TASK TO CARRY OUT: Reproduce the records below exactly, leaving out any pictures.

DATA TO USE:
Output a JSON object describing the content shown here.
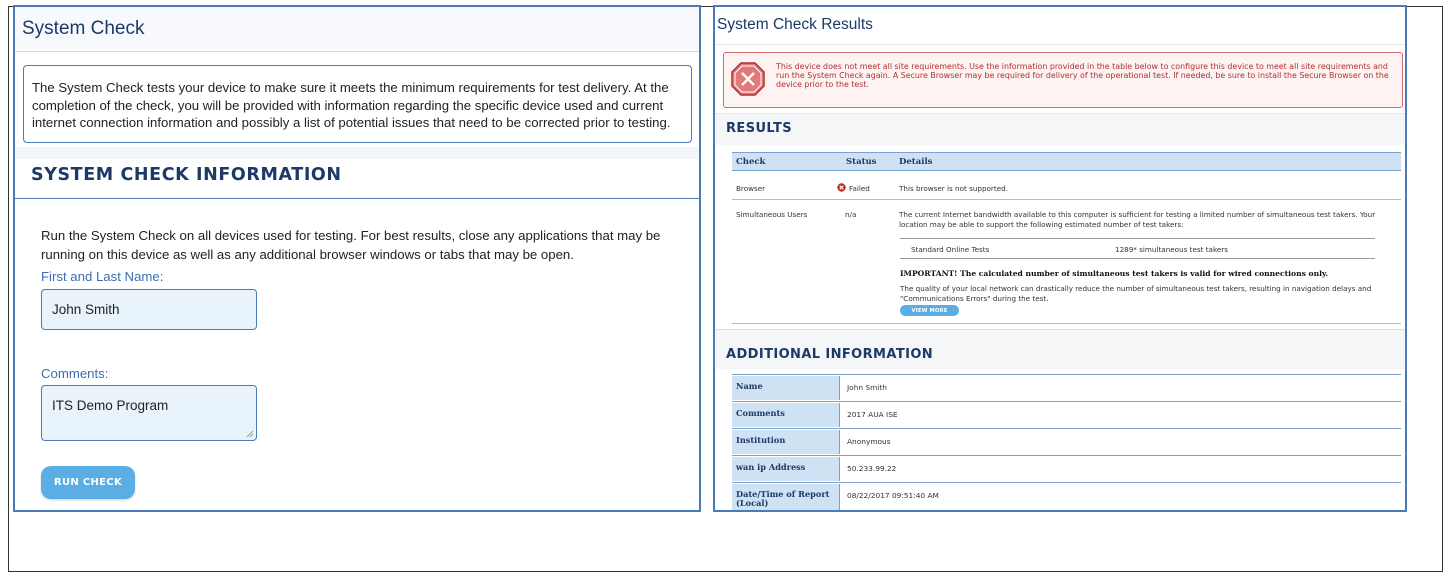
{
  "left": {
    "title": "System Check",
    "intro": "The System Check tests your device to make sure it meets the minimum requirements for test delivery. At the completion of the check, you will be provided with information regarding the specific device used and current internet connection information and possibly a list of potential issues that need to be corrected prior to testing.",
    "section_title": "SYSTEM CHECK INFORMATION",
    "run_text": "Run the System Check on all devices used for testing. For best results, close any applications that may be running on this device as well as any additional browser windows or tabs that may be open.",
    "name_label": "First and Last Name:",
    "name_value": "John Smith",
    "comments_label": "Comments:",
    "comments_value": "ITS Demo Program",
    "run_button": "RUN CHECK"
  },
  "right": {
    "title": "System Check Results",
    "alert": "This device does not meet all site requirements. Use the information provided in the table below to configure this device to meet all site requirements and run the System Check again. A Secure Browser may be required for delivery of the operational test. If needed, be sure to install the Secure Browser on the device prior to the test.",
    "results_title": "RESULTS",
    "columns": [
      "Check",
      "Status",
      "Details"
    ],
    "rows": [
      {
        "check": "Browser",
        "status": "Failed",
        "details": "This browser is not supported."
      },
      {
        "check": "Simultaneous Users",
        "status": "n/a",
        "details": "The current Internet bandwidth available to this computer is sufficient for testing a limited number of simultaneous test takers. Your location may be able to support the following estimated number of test takers:"
      }
    ],
    "sub_row": {
      "label": "Standard Online Tests",
      "value": "1289* simultaneous test takers"
    },
    "important": "IMPORTANT! The calculated number of simultaneous test takers is valid for wired connections only.",
    "quality_note": "The quality of your local network can drastically reduce the number of simultaneous test takers, resulting in navigation delays and \"Communications Errors\" during the test.",
    "view_more": "VIEW MORE",
    "addl_title": "ADDITIONAL INFORMATION",
    "info": [
      {
        "key": "Name",
        "value": "John Smith"
      },
      {
        "key": "Comments",
        "value": "2017 AUA ISE"
      },
      {
        "key": "Institution",
        "value": "Anonymous"
      },
      {
        "key": "wan ip Address",
        "value": "50.233.99.22"
      },
      {
        "key": "Date/Time of Report (Local)",
        "value": "08/22/2017 09:51:40 AM"
      }
    ]
  },
  "colors": {
    "heading_navy": "#1c3968",
    "panel_border": "#4a7ab8",
    "button_blue": "#5aaee4",
    "alert_red": "#b03030",
    "table_header_bg": "#cfe2f3",
    "input_bg": "#e8f3fb"
  },
  "icons": {
    "alert": "stop-x-icon",
    "failed": "error-circle-icon"
  }
}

COMPLETE ANSWER:
Output a JSON object describing the content shown here.
{
  "left": {
    "title": "System Check",
    "intro": "The System Check tests your device to make sure it meets the minimum requirements for test delivery. At the completion of the check, you will be provided with information regarding the specific device used and current internet connection information and possibly a list of potential issues that need to be corrected prior to testing.",
    "section_title": "SYSTEM CHECK INFORMATION",
    "run_text": "Run the System Check on all devices used for testing. For best results, close any applications that may be running on this device as well as any additional browser windows or tabs that may be open.",
    "name_label": "First and Last Name:",
    "name_value": "John Smith",
    "comments_label": "Comments:",
    "comments_value": "ITS Demo Program",
    "run_button": "RUN CHECK"
  },
  "right": {
    "title": "System Check Results",
    "alert": "This device does not meet all site requirements. Use the information provided in the table below to configure this device to meet all site requirements and run the System Check again. A Secure Browser may be required for delivery of the operational test. If needed, be sure to install the Secure Browser on the device prior to the test.",
    "results_title": "RESULTS",
    "columns": [
      "Check",
      "Status",
      "Details"
    ],
    "rows": [
      {
        "check": "Browser",
        "status": "Failed",
        "details": "This browser is not supported."
      },
      {
        "check": "Simultaneous Users",
        "status": "n/a",
        "details": "The current Internet bandwidth available to this computer is sufficient for testing a limited number of simultaneous test takers. Your location may be able to support the following estimated number of test takers:"
      }
    ],
    "sub_row": {
      "label": "Standard Online Tests",
      "value": "1289* simultaneous test takers"
    },
    "important": "IMPORTANT! The calculated number of simultaneous test takers is valid for wired connections only.",
    "quality_note": "The quality of your local network can drastically reduce the number of simultaneous test takers, resulting in navigation delays and \"Communications Errors\" during the test.",
    "view_more": "VIEW MORE",
    "addl_title": "ADDITIONAL INFORMATION",
    "info": [
      {
        "key": "Name",
        "value": "John Smith"
      },
      {
        "key": "Comments",
        "value": "2017 AUA ISE"
      },
      {
        "key": "Institution",
        "value": "Anonymous"
      },
      {
        "key": "wan ip Address",
        "value": "50.233.99.22"
      },
      {
        "key": "Date/Time of Report (Local)",
        "value": "08/22/2017 09:51:40 AM"
      }
    ]
  },
  "colors": {
    "heading_navy": "#1c3968",
    "panel_border": "#4a7ab8",
    "button_blue": "#5aaee4",
    "alert_red": "#b03030",
    "table_header_bg": "#cfe2f3",
    "input_bg": "#e8f3fb"
  },
  "icons": {
    "alert": "stop-x-icon",
    "failed": "error-circle-icon"
  }
}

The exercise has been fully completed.